Please set down all the lines beneath this one exactly, without the pictures.

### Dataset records
-*-*-
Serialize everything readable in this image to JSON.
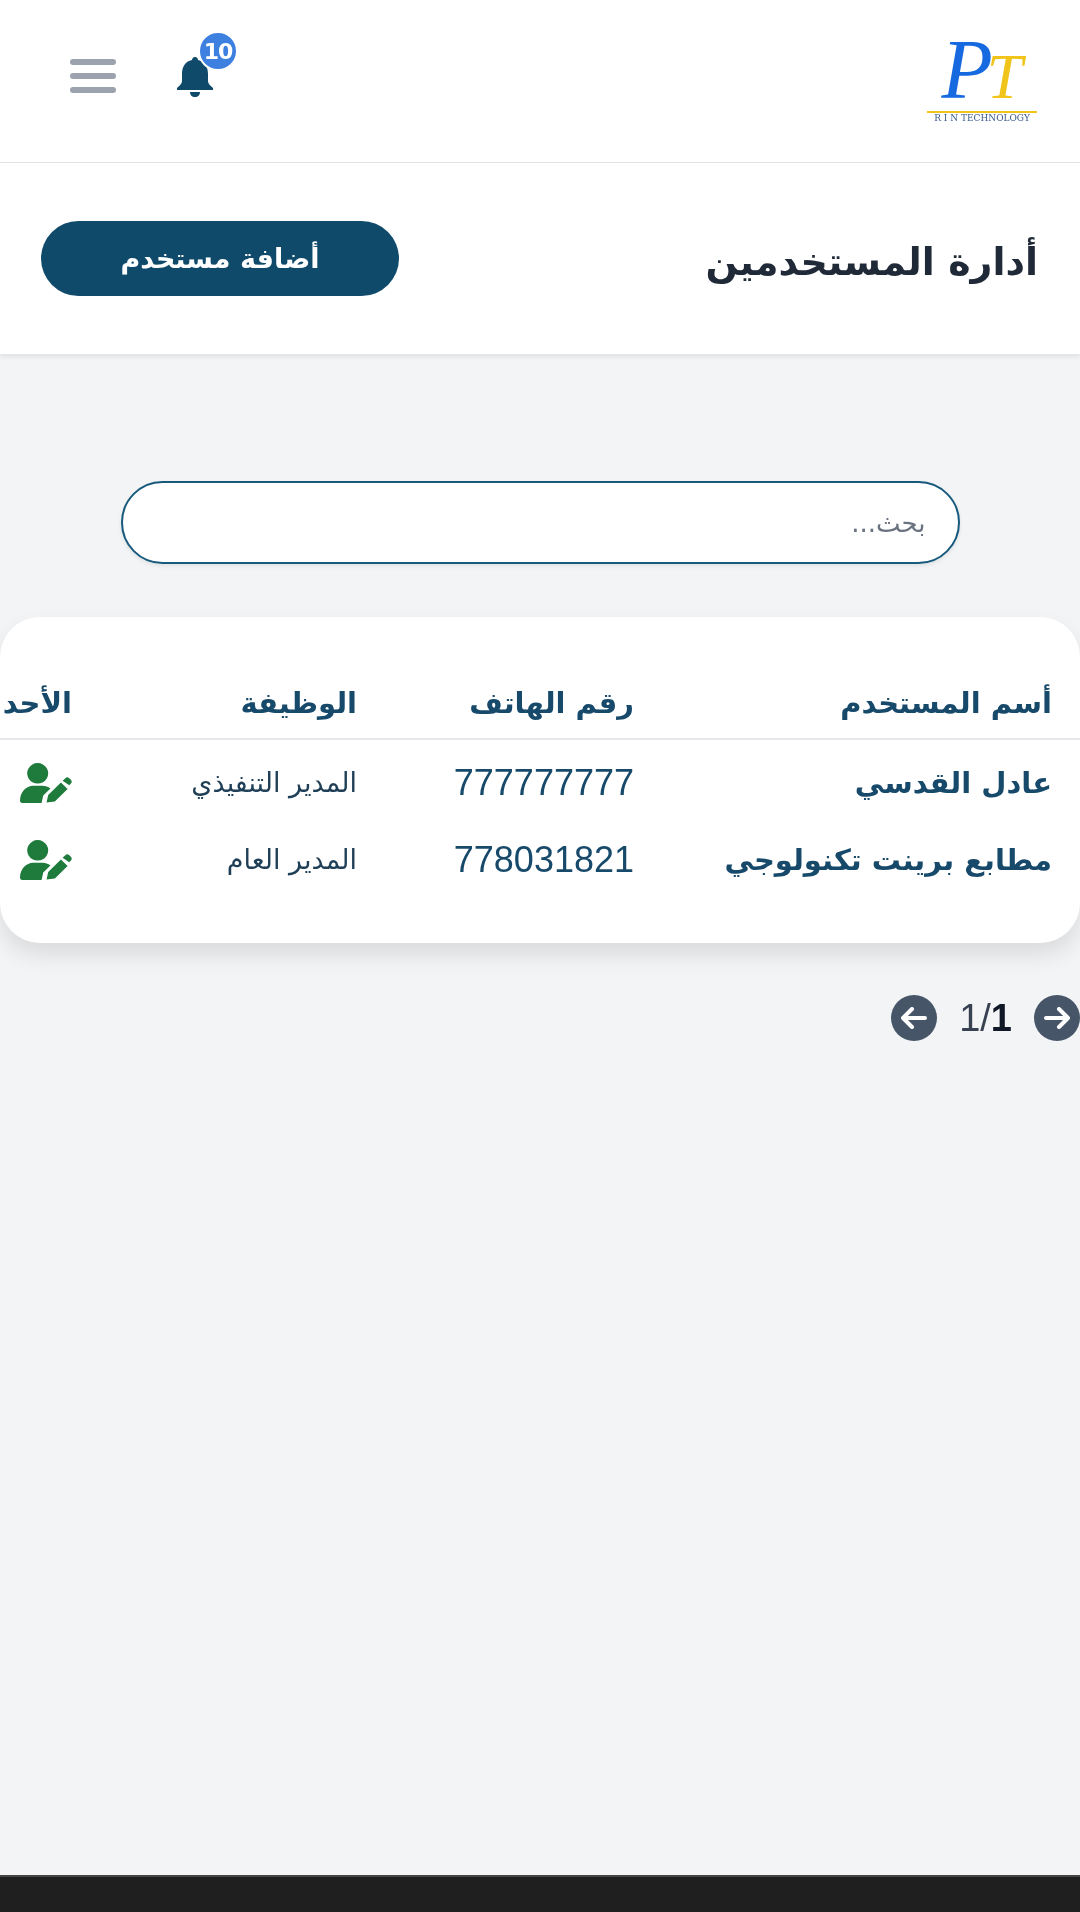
{
  "header": {
    "notifications": {
      "count": "10"
    },
    "logo": {
      "mark": "PT",
      "tagline": "R I N TECHNOLOGY"
    }
  },
  "page": {
    "title": "أدارة المستخدمين",
    "add_button": "أضافة مستخدم"
  },
  "search": {
    "placeholder": "بحث..."
  },
  "table": {
    "columns": [
      "أسم المستخدم",
      "رقم الهاتف",
      "الوظيفة",
      "الأحد"
    ],
    "rows": [
      {
        "name": "عادل القدسي",
        "phone": "777777777",
        "job": "المدير التنفيذي"
      },
      {
        "name": "مطابع برينت تكنولوجي",
        "phone": "778031821",
        "job": "المدير العام"
      }
    ]
  },
  "pagination": {
    "indicator": "1/**1**"
  }
}
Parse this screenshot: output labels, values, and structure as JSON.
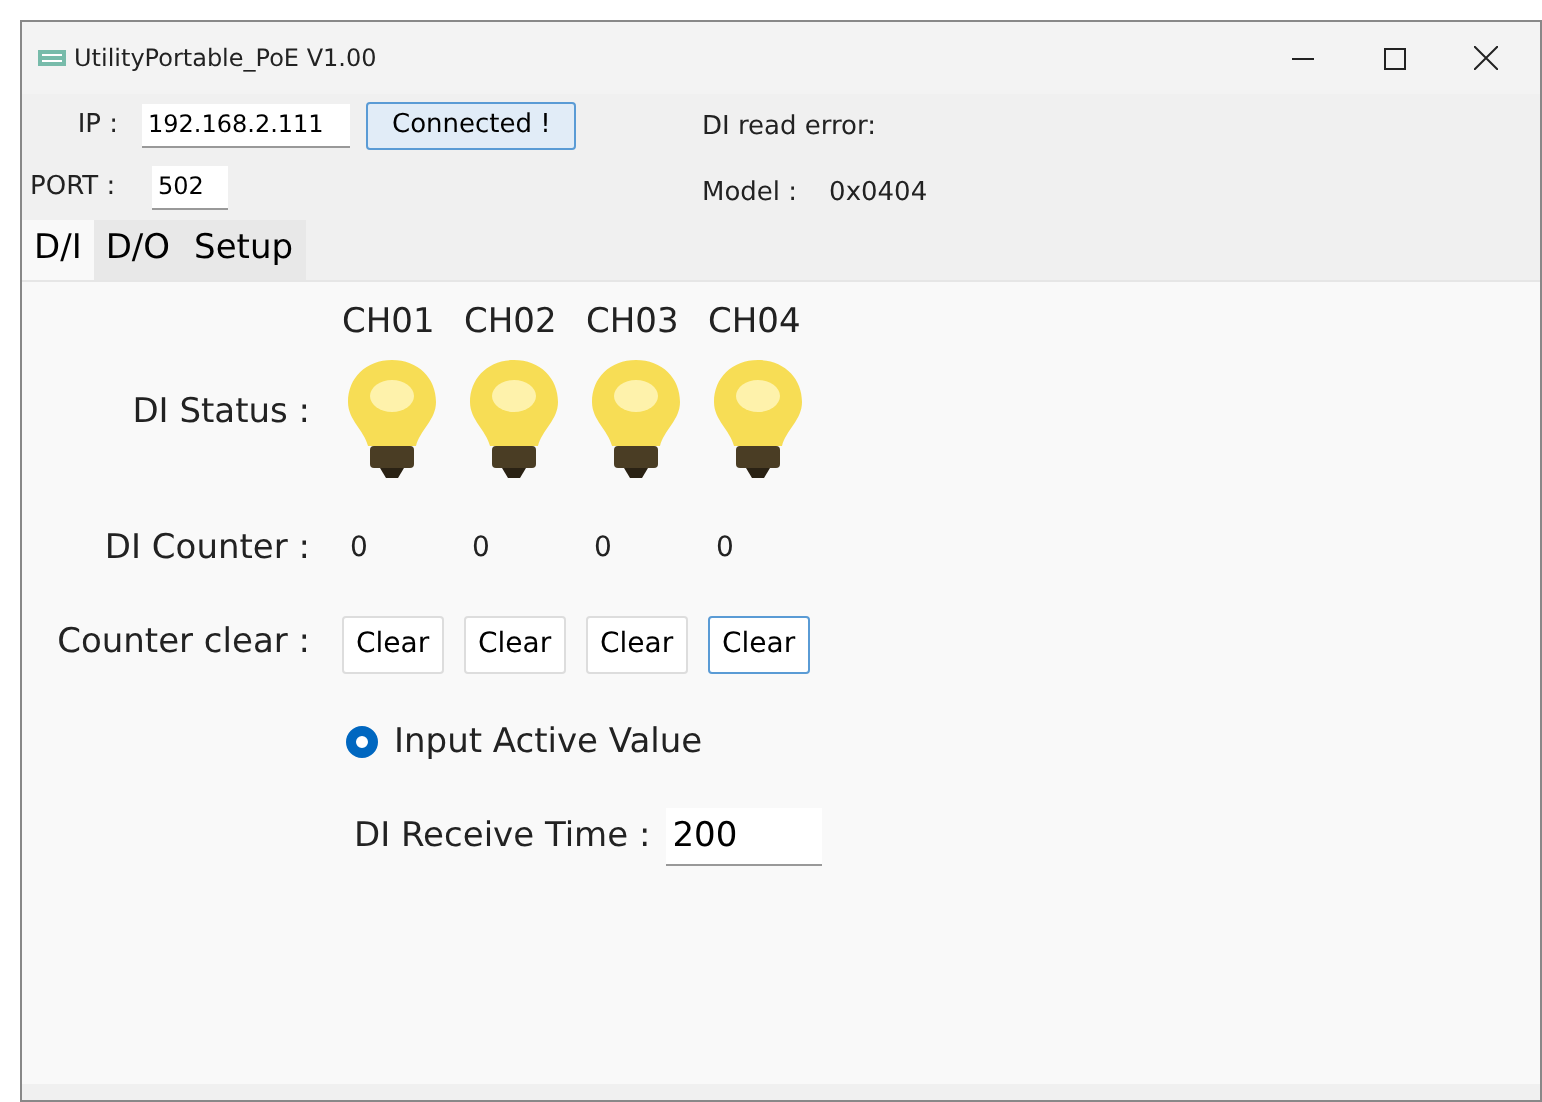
{
  "window": {
    "title": "UtilityPortable_PoE V1.00"
  },
  "connection": {
    "ip_label": "IP :",
    "ip": "192.168.2.111",
    "connect_button": "Connected !",
    "port_label": "PORT :",
    "port": "502",
    "error_label": "DI read error:",
    "model_label": "Model :",
    "model": "0x0404"
  },
  "tabs": [
    {
      "label": "D/I",
      "selected": true
    },
    {
      "label": "D/O",
      "selected": false
    },
    {
      "label": "Setup",
      "selected": false
    }
  ],
  "di": {
    "status_label": "DI Status :",
    "counter_label": "DI Counter :",
    "clear_label": "Counter clear :",
    "channels": [
      {
        "name": "CH01",
        "on": true,
        "counter": "0",
        "clear": "Clear",
        "focused": false
      },
      {
        "name": "CH02",
        "on": true,
        "counter": "0",
        "clear": "Clear",
        "focused": false
      },
      {
        "name": "CH03",
        "on": true,
        "counter": "0",
        "clear": "Clear",
        "focused": false
      },
      {
        "name": "CH04",
        "on": true,
        "counter": "0",
        "clear": "Clear",
        "focused": true
      }
    ],
    "active_value": {
      "label": "Input Active Value",
      "checked": true
    },
    "receive_time_label": "DI Receive Time :",
    "receive_time": "200"
  }
}
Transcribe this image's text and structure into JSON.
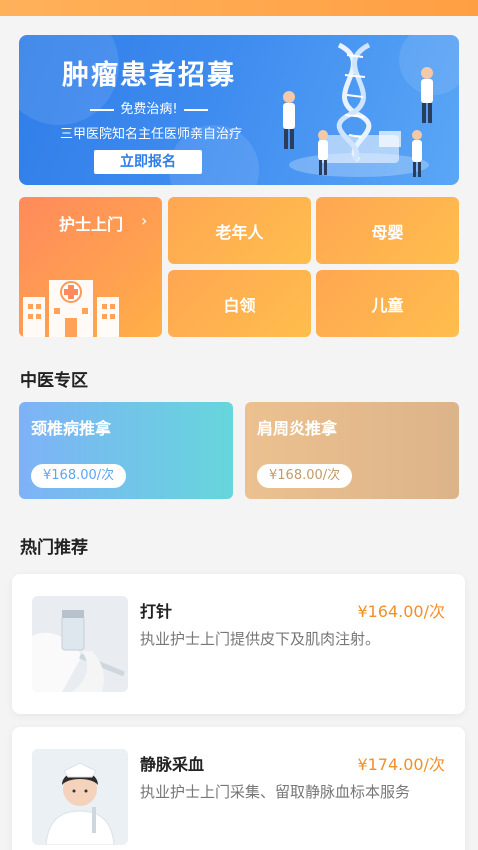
{
  "banner": {
    "title": "肿瘤患者招募",
    "subtitle": "免费治病!",
    "description": "三甲医院知名主任医师亲自治疗",
    "button_label": "立即报名"
  },
  "categories": {
    "featured": {
      "label": "护士上门",
      "chevron": "›",
      "icon": "hospital-icon"
    },
    "items": [
      {
        "label": "老年人"
      },
      {
        "label": "母婴"
      },
      {
        "label": "白领"
      },
      {
        "label": "儿童"
      }
    ]
  },
  "tcm": {
    "title": "中医专区",
    "cards": [
      {
        "name": "颈椎病推拿",
        "price": "¥168.00/次",
        "color": "#5fa6f0"
      },
      {
        "name": "肩周炎推拿",
        "price": "¥168.00/次",
        "color": "#dcb07c"
      }
    ]
  },
  "hot": {
    "title": "热门推荐",
    "items": [
      {
        "name": "打针",
        "price": "¥164.00/次",
        "description": "执业护士上门提供皮下及肌肉注射。"
      },
      {
        "name": "静脉采血",
        "price": "¥174.00/次",
        "description": "执业护士上门采集、留取静脉血标本服务"
      }
    ]
  },
  "colors": {
    "accent_orange": "#ffa652",
    "banner_blue": "#2f7de8",
    "price_orange": "#f0902b"
  }
}
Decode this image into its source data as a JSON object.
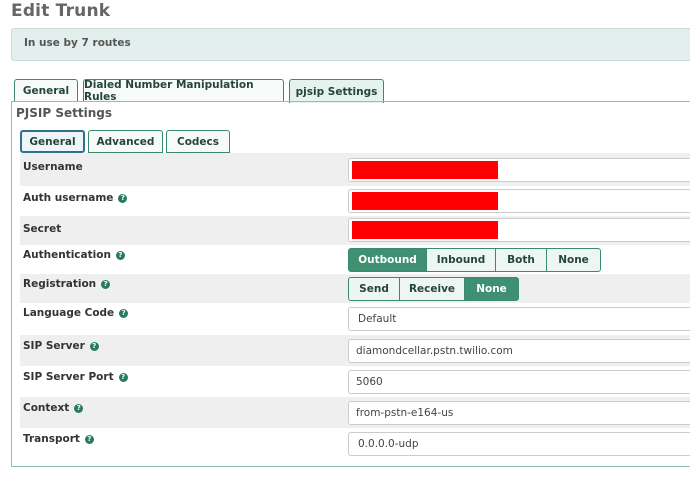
-*-*-
### FULL ANSWER
Serialize everything readable in this image to JSON.
{
  "header": {
    "notifications": {
      "count": "10"
    },
    "logo": {
      "mark": "PT",
      "tagline": "R I N TECHNOLOGY"
    }
  },
  "page": {
    "title": "أدارة المستخدمين",
    "add_button": "أضافة مستخدم"
  },
  "search": {
    "placeholder": "بحث..."
  },
  "table": {
    "columns": [
      "أسم المستخدم",
      "رقم الهاتف",
      "الوظيفة",
      "الأحد"
    ],
    "rows": [
      {
        "name": "عادل القدسي",
        "phone": "777777777",
        "job": "المدير التنفيذي"
      },
      {
        "name": "مطابع برينت تكنولوجي",
        "phone": "778031821",
        "job": "المدير العام"
      }
    ]
  },
  "pagination": {
    "indicator": "1/**1**"
  }
}
Parse this screenshot: output labels, values, and structure as JSON.
{
  "window": {
    "title": "UtilityPortable_PoE V1.00"
  },
  "connection": {
    "ip_label": "IP :",
    "ip": "192.168.2.111",
    "connect_button": "Connected !",
    "port_label": "PORT :",
    "port": "502",
    "error_label": "DI read error:",
    "model_label": "Model :",
    "model": "0x0404"
  },
  "tabs": [
    {
      "label": "D/I",
      "selected": true
    },
    {
      "label": "D/O",
      "selected": false
    },
    {
      "label": "Setup",
      "selected": false
    }
  ],
  "di": {
    "status_label": "DI Status :",
    "counter_label": "DI Counter :",
    "clear_label": "Counter clear :",
    "channels": [
      {
        "name": "CH01",
        "on": true,
        "counter": "0",
        "clear": "Clear",
        "focused": false
      },
      {
        "name": "CH02",
        "on": true,
        "counter": "0",
        "clear": "Clear",
        "focused": false
      },
      {
        "name": "CH03",
        "on": true,
        "counter": "0",
        "clear": "Clear",
        "focused": false
      },
      {
        "name": "CH04",
        "on": true,
        "counter": "0",
        "clear": "Clear",
        "focused": true
      }
    ],
    "active_value": {
      "label": "Input Active Value",
      "checked": true
    },
    "receive_time_label": "DI Receive Time :",
    "receive_time": "200"
  }
}
Transcribe this image's text and structure into JSON.
{
  "banner": {
    "title": "肿瘤患者招募",
    "subtitle": "免费治病!",
    "description": "三甲医院知名主任医师亲自治疗",
    "button_label": "立即报名"
  },
  "categories": {
    "featured": {
      "label": "护士上门",
      "chevron": "›",
      "icon": "hospital-icon"
    },
    "items": [
      {
        "label": "老年人"
      },
      {
        "label": "母婴"
      },
      {
        "label": "白领"
      },
      {
        "label": "儿童"
      }
    ]
  },
  "tcm": {
    "title": "中医专区",
    "cards": [
      {
        "name": "颈椎病推拿",
        "price": "¥168.00/次",
        "color": "#5fa6f0"
      },
      {
        "name": "肩周炎推拿",
        "price": "¥168.00/次",
        "color": "#dcb07c"
      }
    ]
  },
  "hot": {
    "title": "热门推荐",
    "items": [
      {
        "name": "打针",
        "price": "¥164.00/次",
        "description": "执业护士上门提供皮下及肌肉注射。"
      },
      {
        "name": "静脉采血",
        "price": "¥174.00/次",
        "description": "执业护士上门采集、留取静脉血标本服务"
      }
    ]
  },
  "colors": {
    "accent_orange": "#ffa652",
    "banner_blue": "#2f7de8",
    "price_orange": "#f0902b"
  }
}
Decode this image into its source data as a JSON object.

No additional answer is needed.